— start —

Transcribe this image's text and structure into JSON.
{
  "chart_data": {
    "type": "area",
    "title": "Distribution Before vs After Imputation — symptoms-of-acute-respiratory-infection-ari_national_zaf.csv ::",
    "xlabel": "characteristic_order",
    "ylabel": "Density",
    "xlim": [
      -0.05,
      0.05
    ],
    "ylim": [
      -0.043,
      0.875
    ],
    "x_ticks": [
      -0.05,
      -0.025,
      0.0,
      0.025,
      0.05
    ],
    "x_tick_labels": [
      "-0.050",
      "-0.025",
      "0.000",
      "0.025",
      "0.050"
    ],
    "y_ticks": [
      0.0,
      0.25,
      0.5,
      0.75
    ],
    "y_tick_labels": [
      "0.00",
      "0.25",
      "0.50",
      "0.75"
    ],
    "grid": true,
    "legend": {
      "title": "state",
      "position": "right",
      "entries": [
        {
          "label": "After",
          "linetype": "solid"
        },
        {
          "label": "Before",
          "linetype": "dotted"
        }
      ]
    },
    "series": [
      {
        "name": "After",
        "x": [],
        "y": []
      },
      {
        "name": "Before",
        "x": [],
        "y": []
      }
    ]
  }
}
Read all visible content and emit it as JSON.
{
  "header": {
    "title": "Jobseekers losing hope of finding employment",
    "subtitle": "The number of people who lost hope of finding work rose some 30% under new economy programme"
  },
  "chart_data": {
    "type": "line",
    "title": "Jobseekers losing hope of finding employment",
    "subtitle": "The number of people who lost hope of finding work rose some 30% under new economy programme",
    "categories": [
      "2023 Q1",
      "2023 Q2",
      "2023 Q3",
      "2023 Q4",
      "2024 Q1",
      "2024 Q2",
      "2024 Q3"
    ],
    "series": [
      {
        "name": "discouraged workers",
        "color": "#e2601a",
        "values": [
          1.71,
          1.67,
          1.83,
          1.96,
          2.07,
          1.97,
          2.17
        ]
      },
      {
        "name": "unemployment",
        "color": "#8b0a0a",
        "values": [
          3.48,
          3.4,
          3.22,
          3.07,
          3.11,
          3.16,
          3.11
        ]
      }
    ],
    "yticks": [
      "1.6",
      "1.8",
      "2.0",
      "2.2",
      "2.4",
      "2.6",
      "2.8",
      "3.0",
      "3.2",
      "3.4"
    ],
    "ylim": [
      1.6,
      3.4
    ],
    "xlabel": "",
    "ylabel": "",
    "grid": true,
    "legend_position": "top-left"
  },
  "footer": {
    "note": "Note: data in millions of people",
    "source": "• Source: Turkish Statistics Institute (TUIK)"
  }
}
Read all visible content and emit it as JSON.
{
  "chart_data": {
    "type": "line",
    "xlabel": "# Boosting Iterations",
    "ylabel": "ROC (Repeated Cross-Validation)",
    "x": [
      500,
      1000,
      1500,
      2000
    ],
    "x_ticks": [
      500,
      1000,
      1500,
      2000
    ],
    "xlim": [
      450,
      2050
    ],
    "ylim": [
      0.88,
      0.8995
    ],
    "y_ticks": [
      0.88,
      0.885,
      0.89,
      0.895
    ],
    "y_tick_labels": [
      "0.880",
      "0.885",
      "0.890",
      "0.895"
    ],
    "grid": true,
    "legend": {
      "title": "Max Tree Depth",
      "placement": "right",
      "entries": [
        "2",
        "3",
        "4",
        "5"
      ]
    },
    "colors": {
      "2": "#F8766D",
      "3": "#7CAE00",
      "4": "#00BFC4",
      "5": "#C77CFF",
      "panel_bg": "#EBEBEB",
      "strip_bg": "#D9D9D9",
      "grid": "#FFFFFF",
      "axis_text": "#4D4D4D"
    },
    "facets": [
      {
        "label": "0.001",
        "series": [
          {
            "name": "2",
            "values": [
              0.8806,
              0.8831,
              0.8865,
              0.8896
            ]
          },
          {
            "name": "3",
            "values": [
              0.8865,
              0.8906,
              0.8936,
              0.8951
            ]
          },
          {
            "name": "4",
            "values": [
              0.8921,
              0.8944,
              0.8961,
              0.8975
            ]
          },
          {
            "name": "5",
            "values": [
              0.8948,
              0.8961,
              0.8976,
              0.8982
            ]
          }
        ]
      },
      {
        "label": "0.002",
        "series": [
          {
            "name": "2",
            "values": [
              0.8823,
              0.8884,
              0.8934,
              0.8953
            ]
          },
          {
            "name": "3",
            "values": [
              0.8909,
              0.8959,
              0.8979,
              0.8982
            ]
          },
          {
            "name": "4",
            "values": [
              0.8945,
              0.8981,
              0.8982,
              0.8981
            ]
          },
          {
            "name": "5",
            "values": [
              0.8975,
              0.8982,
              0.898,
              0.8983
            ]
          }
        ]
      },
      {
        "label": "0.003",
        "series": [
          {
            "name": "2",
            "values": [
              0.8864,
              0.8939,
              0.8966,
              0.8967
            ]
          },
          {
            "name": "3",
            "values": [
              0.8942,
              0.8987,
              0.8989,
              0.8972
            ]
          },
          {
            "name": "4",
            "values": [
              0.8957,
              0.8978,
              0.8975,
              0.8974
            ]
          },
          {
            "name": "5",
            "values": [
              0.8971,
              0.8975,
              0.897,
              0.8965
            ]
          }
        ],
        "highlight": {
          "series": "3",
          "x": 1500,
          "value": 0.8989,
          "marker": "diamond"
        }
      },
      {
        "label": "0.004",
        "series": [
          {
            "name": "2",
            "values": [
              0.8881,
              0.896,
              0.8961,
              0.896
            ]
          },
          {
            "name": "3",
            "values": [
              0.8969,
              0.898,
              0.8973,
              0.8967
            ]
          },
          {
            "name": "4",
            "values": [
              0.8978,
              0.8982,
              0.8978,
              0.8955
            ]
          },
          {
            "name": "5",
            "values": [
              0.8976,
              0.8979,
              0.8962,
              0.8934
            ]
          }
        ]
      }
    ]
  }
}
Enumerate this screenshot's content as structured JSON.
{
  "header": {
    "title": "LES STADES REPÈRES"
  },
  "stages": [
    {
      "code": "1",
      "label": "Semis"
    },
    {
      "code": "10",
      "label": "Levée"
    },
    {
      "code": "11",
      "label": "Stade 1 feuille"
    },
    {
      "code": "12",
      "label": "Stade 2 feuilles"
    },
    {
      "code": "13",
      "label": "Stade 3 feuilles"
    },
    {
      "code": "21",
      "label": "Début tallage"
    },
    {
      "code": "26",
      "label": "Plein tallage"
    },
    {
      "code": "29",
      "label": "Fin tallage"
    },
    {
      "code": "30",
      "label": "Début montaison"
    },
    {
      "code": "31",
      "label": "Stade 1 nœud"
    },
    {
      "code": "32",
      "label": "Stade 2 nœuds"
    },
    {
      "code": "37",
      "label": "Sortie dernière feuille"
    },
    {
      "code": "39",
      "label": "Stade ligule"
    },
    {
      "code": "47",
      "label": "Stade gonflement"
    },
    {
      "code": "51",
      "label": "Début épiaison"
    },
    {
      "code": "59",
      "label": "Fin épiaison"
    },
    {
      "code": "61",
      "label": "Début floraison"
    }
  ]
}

— end —

• DESCRIPTION OF THE TASK
Pick out all the lines with the word "under" in them and copy them.

• SOLVED PROBLEM
    "subtitle": "The number of people who lost hope of finding work rose some 30% under new economy programme"
    "subtitle": "The number of people who lost hope of finding work rose some 30% under new economy programme",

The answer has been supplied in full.